> _EXERCISE REQUIREMENTS_
Of the lines below, how many hold the string "from"? Give only the number.

──────── DATA SUPPLIED

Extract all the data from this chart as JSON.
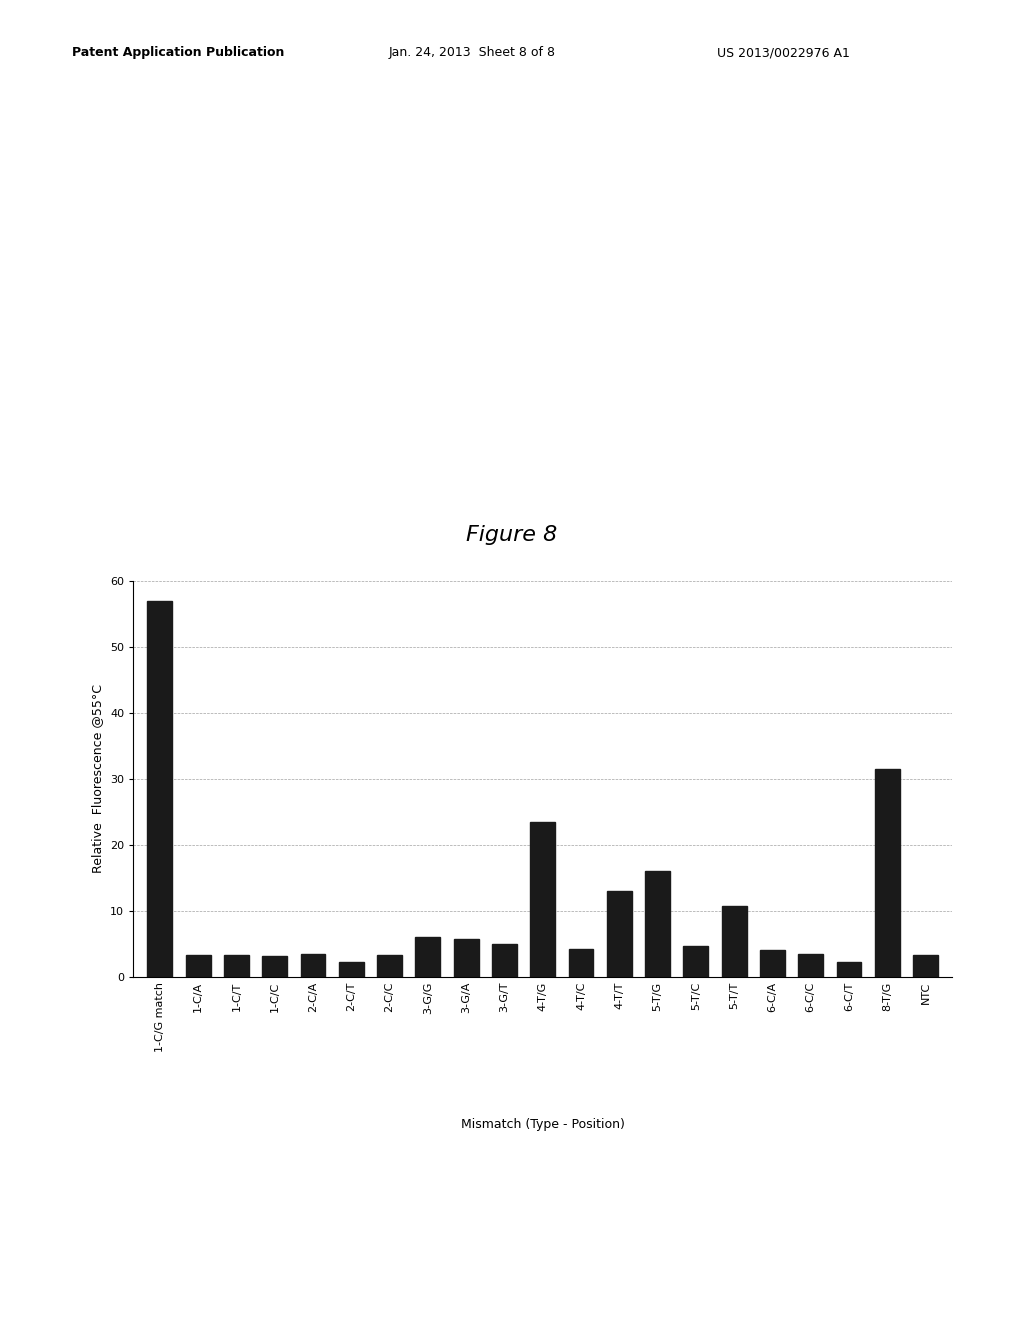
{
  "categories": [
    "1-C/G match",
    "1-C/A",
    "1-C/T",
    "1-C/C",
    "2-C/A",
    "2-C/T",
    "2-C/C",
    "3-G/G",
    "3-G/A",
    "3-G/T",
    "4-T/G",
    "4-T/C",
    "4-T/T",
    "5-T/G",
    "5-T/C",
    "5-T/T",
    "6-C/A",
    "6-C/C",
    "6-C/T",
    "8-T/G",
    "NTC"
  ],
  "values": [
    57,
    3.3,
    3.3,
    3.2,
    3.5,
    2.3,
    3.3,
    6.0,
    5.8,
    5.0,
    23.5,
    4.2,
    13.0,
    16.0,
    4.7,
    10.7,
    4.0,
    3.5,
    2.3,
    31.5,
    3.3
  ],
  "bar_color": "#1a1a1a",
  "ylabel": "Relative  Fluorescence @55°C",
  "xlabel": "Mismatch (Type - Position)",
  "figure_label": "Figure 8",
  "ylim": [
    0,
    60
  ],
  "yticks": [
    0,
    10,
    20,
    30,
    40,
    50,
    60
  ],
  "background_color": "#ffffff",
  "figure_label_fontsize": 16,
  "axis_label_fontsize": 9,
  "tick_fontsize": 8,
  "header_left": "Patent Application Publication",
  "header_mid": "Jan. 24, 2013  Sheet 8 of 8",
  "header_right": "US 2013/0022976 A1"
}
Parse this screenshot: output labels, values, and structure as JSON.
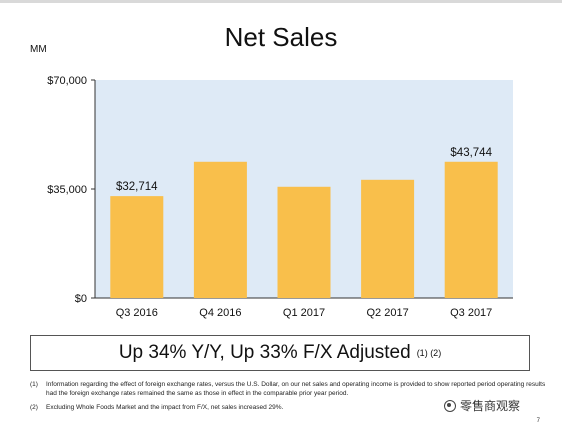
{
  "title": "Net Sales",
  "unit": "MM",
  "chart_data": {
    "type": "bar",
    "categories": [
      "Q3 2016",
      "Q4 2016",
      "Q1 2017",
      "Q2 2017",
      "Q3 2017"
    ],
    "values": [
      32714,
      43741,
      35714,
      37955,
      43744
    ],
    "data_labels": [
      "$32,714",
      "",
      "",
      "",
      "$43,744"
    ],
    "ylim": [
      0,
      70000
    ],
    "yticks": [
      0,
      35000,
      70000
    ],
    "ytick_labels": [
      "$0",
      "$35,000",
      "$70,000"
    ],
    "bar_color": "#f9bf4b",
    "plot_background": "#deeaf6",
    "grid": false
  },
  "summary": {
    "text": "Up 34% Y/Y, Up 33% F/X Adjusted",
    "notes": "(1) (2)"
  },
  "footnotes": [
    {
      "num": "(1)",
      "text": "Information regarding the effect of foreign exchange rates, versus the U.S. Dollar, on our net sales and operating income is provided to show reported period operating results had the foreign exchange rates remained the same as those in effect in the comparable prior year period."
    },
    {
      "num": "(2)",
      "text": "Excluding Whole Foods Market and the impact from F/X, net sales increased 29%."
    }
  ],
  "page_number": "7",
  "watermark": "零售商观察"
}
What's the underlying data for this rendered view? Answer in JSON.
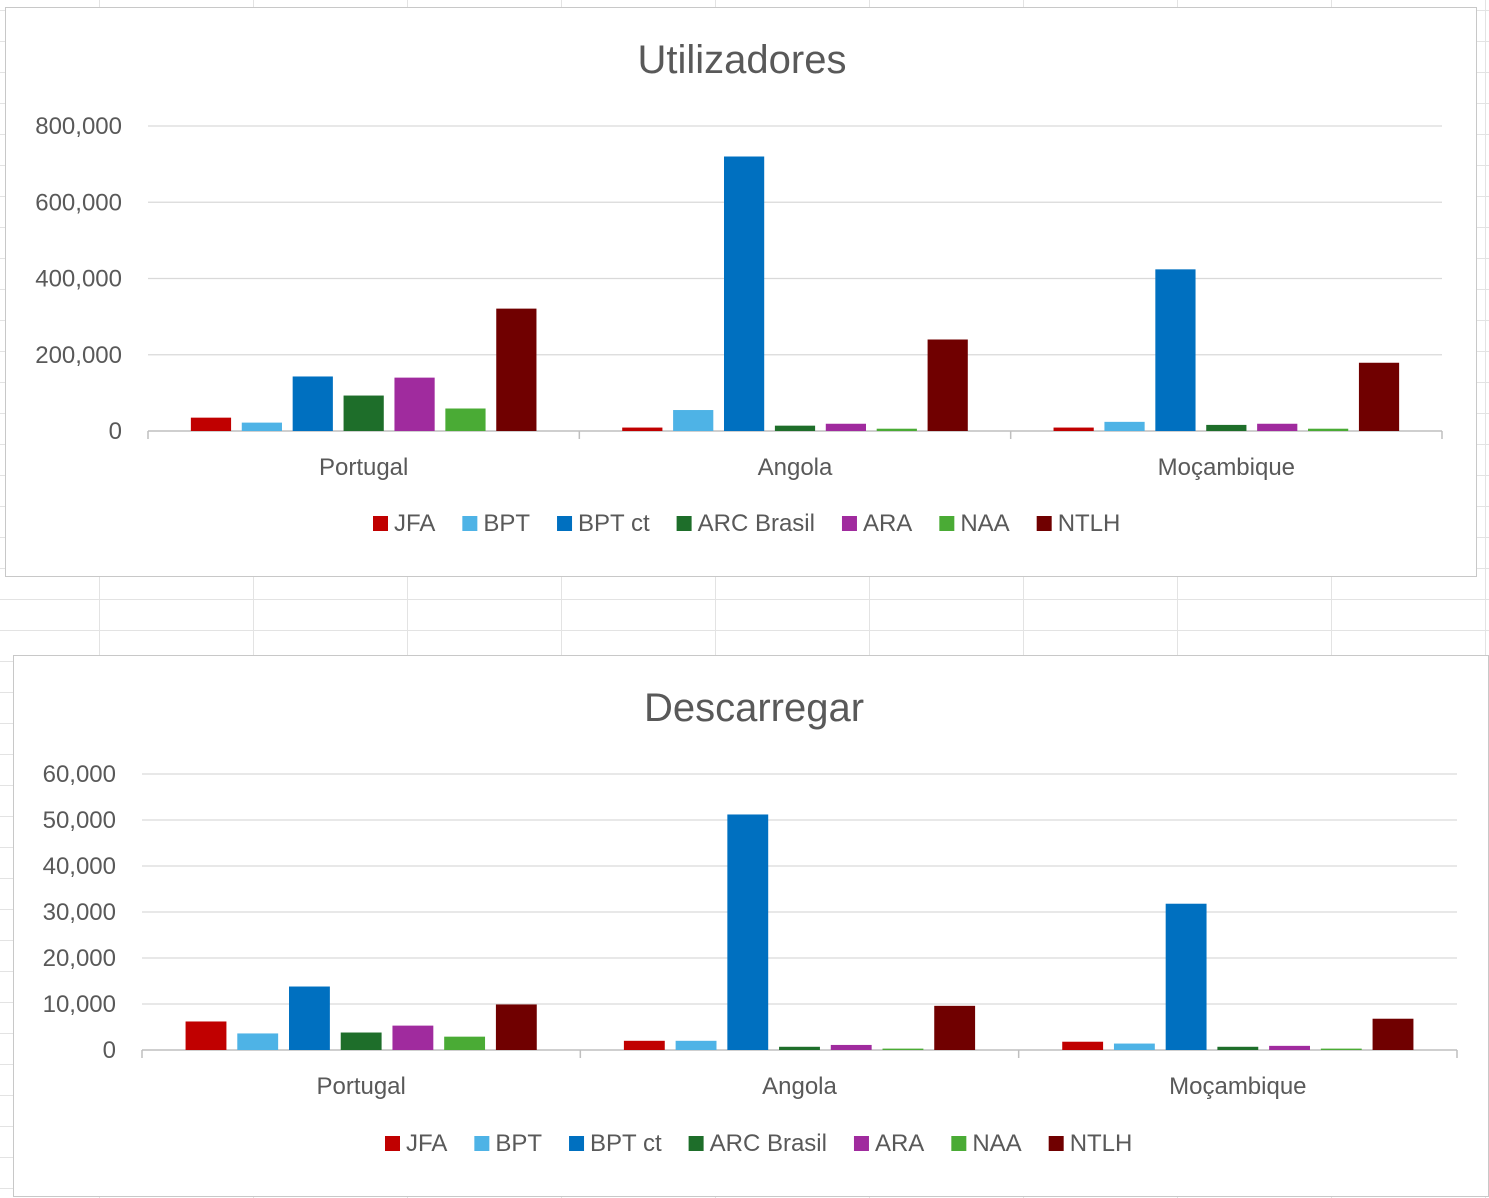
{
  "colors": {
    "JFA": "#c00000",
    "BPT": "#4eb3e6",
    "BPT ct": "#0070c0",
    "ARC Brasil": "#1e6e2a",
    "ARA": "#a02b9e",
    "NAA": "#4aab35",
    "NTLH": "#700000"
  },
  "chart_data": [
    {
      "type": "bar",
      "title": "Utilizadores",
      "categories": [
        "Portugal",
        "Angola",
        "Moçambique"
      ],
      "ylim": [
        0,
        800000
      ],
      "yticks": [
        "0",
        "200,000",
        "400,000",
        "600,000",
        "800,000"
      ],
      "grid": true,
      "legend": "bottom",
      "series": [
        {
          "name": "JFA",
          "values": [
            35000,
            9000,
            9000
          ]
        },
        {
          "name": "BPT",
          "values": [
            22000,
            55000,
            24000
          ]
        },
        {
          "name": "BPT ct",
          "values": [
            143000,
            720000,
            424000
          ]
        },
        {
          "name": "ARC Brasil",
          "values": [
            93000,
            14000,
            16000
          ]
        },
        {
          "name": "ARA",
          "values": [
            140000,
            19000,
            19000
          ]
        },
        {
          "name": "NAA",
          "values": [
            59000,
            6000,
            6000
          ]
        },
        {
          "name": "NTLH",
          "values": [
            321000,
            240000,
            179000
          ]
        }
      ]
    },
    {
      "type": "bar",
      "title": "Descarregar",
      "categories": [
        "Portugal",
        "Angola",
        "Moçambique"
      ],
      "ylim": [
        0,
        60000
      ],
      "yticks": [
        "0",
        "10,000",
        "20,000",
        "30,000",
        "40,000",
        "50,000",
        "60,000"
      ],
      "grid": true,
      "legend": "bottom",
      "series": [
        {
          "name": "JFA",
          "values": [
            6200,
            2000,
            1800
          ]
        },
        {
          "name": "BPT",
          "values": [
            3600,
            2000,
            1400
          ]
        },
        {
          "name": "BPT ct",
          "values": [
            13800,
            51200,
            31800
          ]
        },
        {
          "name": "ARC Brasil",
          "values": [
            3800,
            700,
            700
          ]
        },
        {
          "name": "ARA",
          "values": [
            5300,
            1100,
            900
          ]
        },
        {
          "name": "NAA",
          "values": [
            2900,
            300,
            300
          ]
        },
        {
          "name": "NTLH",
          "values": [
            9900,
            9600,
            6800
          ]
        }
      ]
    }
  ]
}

────────────────

> _TASK ANSWER_
2